• [Records for this exercise]
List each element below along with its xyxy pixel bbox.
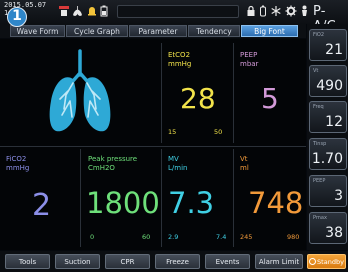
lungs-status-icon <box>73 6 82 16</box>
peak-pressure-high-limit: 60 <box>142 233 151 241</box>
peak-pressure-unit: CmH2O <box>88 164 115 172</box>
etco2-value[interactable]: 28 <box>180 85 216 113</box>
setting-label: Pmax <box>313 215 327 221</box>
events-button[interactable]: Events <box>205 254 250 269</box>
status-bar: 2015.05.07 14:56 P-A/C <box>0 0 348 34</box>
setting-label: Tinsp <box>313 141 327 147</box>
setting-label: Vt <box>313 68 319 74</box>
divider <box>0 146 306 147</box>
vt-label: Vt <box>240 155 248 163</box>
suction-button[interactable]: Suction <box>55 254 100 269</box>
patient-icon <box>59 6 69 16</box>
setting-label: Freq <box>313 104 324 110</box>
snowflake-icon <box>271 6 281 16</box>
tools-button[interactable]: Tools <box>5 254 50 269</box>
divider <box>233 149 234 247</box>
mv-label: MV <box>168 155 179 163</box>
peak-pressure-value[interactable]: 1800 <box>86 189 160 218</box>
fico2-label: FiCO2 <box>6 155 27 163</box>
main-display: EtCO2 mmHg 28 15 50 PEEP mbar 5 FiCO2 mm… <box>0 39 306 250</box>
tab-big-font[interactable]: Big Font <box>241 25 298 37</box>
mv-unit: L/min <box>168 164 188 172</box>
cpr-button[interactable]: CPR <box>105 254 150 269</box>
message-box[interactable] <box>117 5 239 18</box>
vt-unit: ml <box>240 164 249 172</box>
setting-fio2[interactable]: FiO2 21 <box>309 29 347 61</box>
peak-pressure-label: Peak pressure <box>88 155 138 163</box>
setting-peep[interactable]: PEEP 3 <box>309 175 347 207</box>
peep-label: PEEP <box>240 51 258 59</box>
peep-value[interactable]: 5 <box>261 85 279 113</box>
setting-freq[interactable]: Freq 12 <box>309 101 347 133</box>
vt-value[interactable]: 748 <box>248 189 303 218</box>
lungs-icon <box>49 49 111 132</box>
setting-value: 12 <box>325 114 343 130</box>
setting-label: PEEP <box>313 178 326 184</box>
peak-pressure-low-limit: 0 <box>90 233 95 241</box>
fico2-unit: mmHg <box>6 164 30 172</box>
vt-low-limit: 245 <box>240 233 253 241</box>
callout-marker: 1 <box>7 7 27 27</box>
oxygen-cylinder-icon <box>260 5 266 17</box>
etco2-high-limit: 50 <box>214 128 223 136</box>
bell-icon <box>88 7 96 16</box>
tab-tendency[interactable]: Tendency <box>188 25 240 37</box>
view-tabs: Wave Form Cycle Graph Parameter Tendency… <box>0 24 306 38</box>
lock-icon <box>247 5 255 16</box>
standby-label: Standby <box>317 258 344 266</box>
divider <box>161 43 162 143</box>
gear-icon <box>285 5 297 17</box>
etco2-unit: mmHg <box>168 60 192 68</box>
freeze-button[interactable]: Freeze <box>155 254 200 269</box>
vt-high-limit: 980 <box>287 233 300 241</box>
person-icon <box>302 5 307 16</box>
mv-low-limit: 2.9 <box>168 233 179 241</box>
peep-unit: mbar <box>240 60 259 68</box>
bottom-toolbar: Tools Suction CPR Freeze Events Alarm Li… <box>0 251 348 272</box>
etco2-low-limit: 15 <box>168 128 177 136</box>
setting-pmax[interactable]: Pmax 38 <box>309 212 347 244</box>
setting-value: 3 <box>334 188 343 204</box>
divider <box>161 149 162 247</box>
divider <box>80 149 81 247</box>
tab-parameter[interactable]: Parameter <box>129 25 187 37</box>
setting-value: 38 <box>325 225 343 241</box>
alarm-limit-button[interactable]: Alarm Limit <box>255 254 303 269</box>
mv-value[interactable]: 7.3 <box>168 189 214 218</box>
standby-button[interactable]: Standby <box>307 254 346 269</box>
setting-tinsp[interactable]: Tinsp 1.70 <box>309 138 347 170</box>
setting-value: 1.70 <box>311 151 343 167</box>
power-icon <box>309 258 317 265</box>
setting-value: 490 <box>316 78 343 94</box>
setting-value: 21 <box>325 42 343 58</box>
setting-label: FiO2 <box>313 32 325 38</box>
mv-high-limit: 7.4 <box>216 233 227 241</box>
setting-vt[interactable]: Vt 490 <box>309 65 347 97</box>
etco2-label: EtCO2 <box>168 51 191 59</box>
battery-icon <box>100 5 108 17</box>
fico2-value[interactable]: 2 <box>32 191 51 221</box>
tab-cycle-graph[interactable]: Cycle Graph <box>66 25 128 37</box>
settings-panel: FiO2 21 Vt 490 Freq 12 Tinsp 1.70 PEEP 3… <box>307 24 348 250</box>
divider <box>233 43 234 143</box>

* * *

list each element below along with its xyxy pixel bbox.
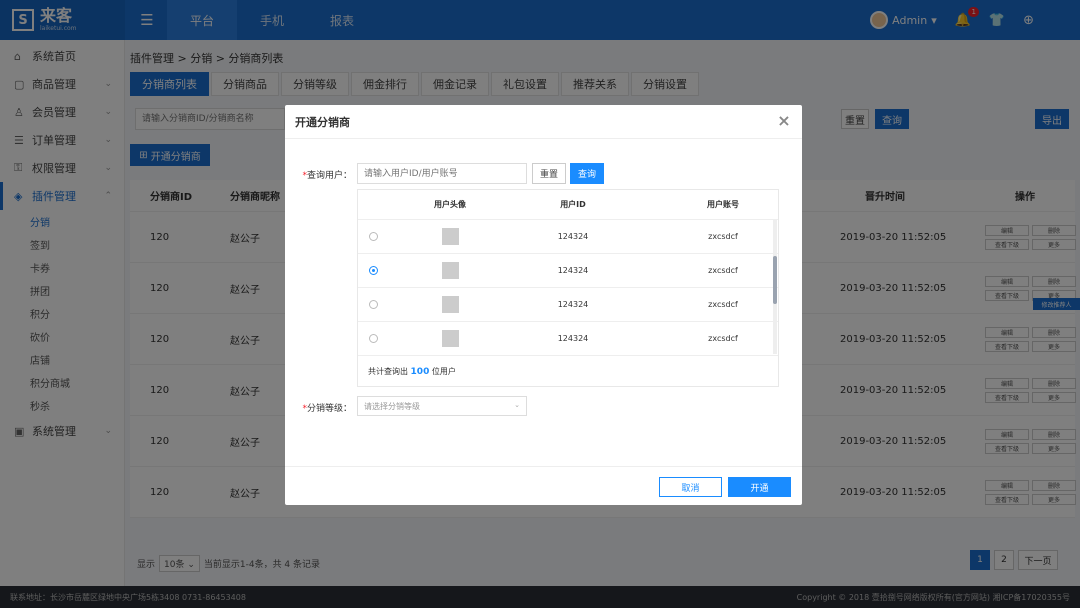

* * *

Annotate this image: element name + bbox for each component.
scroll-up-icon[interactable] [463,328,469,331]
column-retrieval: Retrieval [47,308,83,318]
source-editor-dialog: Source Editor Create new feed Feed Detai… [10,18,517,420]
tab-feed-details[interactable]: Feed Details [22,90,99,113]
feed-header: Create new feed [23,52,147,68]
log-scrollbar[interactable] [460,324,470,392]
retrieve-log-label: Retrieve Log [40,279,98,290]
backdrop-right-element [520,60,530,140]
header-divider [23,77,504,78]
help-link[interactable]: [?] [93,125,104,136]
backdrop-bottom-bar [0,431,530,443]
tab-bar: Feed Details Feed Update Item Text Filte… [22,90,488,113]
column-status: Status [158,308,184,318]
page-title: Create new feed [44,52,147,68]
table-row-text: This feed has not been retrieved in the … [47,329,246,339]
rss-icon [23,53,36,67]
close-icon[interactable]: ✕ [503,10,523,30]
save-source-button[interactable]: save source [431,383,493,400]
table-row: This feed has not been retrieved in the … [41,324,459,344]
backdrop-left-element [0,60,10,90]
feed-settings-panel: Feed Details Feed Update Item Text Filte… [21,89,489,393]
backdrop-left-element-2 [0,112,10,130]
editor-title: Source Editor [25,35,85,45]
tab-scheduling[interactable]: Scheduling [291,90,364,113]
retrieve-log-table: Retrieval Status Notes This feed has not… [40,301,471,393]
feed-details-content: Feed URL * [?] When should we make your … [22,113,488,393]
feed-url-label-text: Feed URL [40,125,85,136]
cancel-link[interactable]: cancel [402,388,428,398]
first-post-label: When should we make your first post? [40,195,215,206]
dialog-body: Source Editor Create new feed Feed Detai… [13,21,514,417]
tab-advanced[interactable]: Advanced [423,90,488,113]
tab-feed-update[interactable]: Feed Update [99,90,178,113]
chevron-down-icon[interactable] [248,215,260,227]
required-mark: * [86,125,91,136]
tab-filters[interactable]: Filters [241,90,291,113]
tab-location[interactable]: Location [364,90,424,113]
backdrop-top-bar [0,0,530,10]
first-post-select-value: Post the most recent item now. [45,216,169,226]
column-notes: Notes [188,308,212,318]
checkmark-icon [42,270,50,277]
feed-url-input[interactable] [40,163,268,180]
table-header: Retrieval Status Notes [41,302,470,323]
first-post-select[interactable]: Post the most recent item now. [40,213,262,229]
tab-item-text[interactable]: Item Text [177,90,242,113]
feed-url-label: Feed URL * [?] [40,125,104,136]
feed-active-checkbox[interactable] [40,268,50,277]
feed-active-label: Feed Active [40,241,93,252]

• [Task requirements] Rewrite the records between the line holding "Annotate this image: element" and the line holding "table-row: This feed", inclusive, changing "scrollbar" to "scroll-bar" and leaving everything else unchanged.

• [Result of this exercise]
Annotate this image: element name + bbox for each component.
scroll-up-icon[interactable] [463,328,469,331]
column-retrieval: Retrieval [47,308,83,318]
source-editor-dialog: Source Editor Create new feed Feed Detai… [10,18,517,420]
tab-feed-details[interactable]: Feed Details [22,90,99,113]
feed-header: Create new feed [23,52,147,68]
log-scroll-bar[interactable] [460,324,470,392]
retrieve-log-label: Retrieve Log [40,279,98,290]
backdrop-right-element [520,60,530,140]
header-divider [23,77,504,78]
help-link[interactable]: [?] [93,125,104,136]
backdrop-bottom-bar [0,431,530,443]
tab-bar: Feed Details Feed Update Item Text Filte… [22,90,488,113]
column-status: Status [158,308,184,318]
page-title: Create new feed [44,52,147,68]
table-row-text: This feed has not been retrieved in the … [47,329,246,339]
rss-icon [23,53,36,67]
close-icon[interactable]: ✕ [503,10,523,30]
save-source-button[interactable]: save source [431,383,493,400]
table-row: This feed has not been retrieved in the … [41,324,459,344]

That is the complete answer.